---------- LISTING

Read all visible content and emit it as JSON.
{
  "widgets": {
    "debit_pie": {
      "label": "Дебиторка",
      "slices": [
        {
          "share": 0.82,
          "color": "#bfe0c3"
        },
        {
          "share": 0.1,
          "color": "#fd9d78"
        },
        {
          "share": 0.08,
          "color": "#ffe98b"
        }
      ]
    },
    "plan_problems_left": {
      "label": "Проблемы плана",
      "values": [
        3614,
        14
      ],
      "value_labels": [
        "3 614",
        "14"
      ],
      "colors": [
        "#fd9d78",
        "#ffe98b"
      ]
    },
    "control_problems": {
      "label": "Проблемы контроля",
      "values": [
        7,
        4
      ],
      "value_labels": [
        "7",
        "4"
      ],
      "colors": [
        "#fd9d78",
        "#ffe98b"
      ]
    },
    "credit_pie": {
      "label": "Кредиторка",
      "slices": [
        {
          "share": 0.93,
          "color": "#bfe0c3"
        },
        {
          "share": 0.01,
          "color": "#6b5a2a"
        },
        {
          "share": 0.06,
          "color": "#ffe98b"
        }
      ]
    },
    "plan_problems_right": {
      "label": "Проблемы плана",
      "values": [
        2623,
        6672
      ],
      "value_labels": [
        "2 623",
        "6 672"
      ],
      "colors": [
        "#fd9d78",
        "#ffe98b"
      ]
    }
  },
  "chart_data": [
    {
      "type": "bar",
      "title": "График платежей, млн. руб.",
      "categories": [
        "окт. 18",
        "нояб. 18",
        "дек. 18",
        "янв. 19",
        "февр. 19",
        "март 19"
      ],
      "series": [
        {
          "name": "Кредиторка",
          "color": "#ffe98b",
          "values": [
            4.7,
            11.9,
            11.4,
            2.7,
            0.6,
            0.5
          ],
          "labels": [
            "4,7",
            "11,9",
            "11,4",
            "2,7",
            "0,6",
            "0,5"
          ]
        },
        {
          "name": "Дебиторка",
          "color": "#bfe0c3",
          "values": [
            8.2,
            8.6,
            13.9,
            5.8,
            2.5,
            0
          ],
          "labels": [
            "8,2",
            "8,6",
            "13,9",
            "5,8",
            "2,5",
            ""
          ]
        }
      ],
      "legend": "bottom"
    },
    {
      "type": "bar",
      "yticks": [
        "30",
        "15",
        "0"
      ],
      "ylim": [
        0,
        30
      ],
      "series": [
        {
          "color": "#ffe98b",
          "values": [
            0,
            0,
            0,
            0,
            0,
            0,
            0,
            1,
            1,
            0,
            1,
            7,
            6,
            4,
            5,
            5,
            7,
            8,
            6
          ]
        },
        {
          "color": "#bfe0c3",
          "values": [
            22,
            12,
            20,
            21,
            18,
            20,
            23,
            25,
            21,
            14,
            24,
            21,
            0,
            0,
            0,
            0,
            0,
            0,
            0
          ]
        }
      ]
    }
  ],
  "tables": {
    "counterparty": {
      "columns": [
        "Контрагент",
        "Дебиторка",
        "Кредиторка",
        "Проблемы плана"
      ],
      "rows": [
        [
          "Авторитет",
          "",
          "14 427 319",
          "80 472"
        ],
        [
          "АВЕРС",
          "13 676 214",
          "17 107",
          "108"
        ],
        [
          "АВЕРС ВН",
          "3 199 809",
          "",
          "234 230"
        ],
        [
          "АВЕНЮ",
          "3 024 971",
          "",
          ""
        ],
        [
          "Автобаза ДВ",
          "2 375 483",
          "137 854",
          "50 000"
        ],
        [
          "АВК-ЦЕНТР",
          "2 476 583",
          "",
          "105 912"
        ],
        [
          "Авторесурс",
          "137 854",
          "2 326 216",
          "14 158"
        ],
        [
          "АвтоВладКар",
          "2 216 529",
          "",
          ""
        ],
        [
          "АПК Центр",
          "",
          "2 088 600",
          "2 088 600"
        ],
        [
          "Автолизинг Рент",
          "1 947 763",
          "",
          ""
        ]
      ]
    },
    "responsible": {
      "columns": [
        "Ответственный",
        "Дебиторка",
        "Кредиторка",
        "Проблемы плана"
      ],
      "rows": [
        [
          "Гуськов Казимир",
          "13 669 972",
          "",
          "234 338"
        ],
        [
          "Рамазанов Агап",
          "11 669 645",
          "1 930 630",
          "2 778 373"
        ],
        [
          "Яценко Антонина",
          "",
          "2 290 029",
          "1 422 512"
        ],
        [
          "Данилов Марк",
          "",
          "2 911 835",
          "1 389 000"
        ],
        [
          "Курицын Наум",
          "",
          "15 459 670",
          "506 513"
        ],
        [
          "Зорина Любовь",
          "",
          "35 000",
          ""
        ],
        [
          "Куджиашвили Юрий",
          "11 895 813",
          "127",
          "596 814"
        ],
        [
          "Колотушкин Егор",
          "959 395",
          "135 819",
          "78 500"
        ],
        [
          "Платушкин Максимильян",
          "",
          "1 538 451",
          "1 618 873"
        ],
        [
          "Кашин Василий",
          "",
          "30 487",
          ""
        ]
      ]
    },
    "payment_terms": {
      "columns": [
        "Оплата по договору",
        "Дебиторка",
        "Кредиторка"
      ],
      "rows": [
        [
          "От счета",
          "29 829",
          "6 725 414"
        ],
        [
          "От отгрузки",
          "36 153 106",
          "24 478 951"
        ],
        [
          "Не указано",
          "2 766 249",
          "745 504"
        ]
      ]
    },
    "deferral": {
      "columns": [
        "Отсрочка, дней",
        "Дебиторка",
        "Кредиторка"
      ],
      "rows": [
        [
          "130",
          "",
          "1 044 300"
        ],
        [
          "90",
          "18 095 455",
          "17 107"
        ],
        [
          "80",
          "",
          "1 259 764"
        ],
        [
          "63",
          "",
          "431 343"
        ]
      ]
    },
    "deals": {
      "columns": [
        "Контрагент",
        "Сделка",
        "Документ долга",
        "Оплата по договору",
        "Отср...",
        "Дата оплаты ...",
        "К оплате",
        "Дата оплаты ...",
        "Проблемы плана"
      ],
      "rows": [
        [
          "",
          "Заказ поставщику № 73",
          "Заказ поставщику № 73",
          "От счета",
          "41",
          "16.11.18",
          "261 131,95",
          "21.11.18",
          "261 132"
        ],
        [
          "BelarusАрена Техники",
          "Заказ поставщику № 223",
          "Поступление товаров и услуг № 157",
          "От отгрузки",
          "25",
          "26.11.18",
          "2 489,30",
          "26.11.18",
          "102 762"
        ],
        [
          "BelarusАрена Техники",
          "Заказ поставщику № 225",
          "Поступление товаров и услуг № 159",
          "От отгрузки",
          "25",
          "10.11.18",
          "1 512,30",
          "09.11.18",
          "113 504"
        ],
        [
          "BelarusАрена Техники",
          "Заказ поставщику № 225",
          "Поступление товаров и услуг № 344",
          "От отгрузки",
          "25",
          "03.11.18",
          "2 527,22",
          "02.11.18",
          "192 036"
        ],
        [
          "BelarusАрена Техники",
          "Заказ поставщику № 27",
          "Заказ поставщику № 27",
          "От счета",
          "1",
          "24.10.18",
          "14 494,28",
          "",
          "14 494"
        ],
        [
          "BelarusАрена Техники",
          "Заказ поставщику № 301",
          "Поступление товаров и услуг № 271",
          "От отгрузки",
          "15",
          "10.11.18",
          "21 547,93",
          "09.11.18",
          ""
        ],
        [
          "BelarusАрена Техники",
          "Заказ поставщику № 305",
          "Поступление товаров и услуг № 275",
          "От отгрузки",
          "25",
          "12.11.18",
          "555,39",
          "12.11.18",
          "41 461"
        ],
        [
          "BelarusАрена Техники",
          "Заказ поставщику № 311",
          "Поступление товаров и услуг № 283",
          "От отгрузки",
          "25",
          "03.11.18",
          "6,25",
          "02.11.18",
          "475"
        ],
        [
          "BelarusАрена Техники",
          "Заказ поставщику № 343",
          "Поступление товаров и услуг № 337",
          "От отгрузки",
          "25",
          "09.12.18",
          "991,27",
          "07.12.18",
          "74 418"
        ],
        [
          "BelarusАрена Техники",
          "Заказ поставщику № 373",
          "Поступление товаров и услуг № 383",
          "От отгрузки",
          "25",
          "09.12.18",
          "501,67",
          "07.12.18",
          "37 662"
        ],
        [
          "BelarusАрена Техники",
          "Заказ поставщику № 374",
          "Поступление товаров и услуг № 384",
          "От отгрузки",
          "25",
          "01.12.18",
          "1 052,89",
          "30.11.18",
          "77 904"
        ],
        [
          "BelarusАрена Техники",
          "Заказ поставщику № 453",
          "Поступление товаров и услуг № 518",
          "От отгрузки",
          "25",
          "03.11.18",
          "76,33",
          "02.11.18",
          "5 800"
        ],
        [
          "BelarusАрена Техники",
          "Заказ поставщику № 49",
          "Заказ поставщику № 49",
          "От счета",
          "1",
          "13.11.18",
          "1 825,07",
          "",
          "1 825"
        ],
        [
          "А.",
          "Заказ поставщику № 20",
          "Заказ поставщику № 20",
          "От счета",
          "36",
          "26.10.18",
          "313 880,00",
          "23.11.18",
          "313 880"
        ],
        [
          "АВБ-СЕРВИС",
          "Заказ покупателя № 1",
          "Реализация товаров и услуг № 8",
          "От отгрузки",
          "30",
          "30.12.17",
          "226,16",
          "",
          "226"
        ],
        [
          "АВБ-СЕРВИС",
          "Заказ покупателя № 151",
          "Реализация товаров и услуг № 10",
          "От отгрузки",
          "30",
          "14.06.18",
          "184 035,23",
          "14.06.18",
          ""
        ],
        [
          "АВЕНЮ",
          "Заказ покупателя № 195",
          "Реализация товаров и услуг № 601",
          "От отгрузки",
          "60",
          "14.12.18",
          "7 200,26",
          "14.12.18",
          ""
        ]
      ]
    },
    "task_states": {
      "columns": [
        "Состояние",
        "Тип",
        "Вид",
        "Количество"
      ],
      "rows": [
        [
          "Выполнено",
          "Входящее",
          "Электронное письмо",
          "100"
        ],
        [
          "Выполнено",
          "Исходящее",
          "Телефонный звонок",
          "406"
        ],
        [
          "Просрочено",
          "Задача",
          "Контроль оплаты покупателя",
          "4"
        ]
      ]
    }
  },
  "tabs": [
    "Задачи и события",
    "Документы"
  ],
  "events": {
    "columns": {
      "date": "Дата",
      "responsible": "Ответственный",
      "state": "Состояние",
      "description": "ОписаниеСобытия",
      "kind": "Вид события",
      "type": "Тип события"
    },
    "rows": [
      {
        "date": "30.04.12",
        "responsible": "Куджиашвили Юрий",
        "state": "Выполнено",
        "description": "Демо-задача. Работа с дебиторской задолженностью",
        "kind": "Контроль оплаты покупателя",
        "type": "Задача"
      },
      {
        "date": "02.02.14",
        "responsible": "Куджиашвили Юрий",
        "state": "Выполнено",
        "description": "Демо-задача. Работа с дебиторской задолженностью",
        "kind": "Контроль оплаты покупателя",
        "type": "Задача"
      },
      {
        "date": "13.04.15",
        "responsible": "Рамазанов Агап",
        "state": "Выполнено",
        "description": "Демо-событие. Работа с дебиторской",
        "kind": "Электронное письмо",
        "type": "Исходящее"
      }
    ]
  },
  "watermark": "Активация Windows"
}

--------------------

Copy each line of the preceding data that contains the string "Электронное".

_THE SOLUTION_:
          "Электронное письмо",
        "kind": "Электронное письмо",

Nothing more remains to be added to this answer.